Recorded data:
────────────────────
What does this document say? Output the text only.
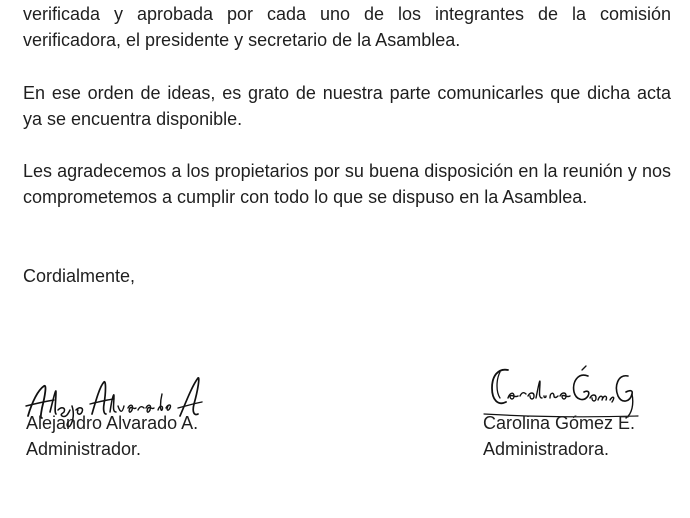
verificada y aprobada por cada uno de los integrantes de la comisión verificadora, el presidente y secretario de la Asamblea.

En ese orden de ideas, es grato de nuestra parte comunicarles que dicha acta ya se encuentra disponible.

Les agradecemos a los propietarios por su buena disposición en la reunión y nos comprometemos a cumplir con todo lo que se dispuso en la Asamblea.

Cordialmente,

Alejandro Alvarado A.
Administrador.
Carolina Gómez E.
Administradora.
────────────────────
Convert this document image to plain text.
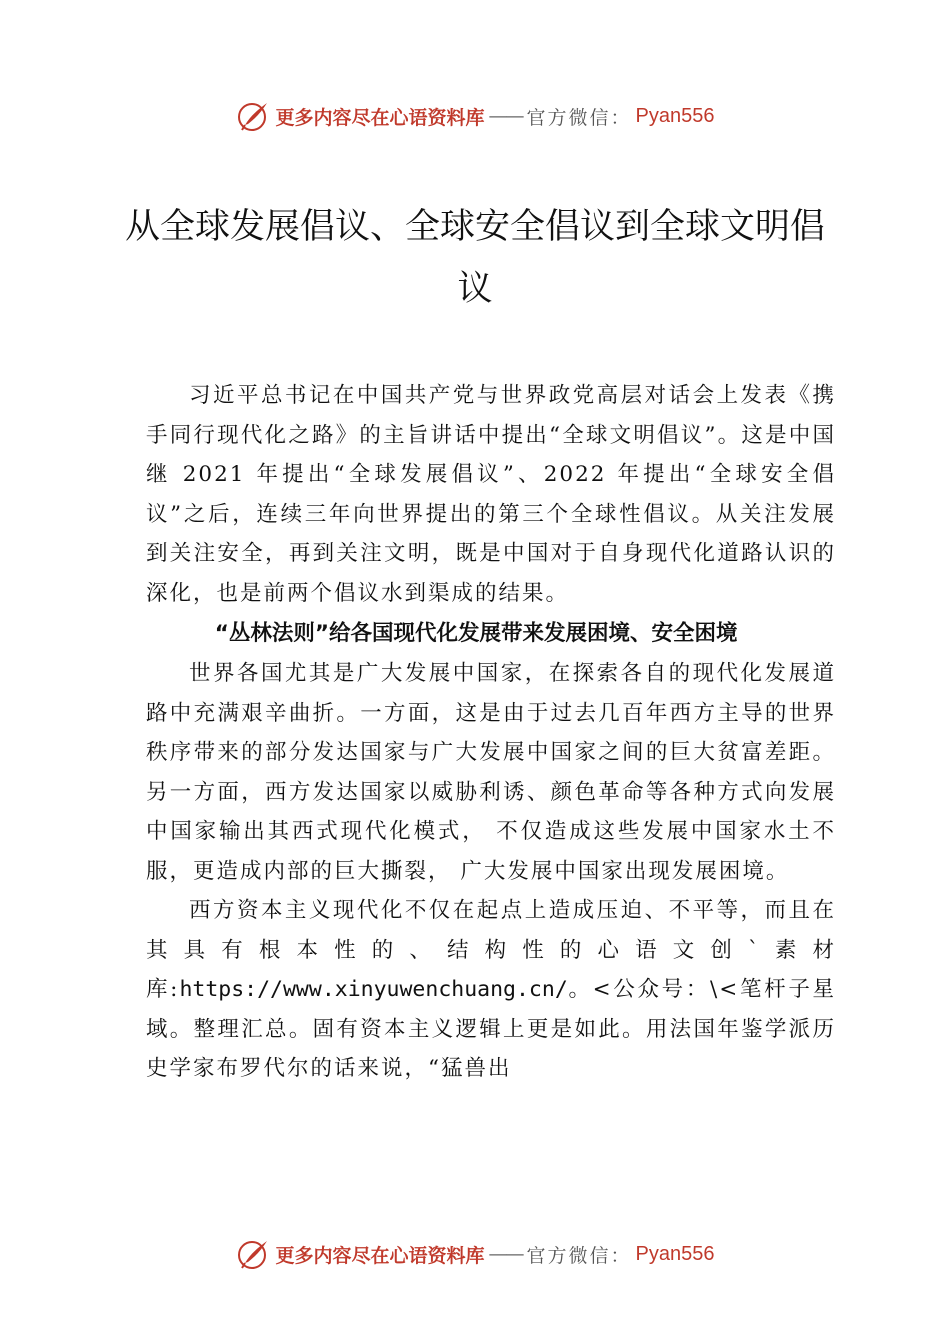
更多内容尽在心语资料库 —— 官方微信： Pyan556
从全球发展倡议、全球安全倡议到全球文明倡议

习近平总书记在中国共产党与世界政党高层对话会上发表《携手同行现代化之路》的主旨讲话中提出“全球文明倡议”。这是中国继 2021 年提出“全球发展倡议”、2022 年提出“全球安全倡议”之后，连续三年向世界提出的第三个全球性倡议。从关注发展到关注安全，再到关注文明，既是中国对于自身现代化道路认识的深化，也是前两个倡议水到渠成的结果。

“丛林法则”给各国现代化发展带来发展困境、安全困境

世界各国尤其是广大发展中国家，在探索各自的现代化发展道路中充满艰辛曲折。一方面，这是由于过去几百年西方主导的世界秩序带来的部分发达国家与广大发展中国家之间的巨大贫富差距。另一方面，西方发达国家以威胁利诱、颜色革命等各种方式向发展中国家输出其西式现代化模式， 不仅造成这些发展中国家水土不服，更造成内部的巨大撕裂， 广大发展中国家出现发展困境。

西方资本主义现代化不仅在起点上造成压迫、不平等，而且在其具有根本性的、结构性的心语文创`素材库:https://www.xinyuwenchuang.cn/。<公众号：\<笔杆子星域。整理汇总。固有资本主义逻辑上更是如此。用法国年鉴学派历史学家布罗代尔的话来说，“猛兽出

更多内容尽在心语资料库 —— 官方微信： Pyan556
────────────────────
Stated exercise => From the listing above, collect every line that mentions the word "document".

Solved problem =>
What does this document say? Output the text only.
Convert this document image to plain text.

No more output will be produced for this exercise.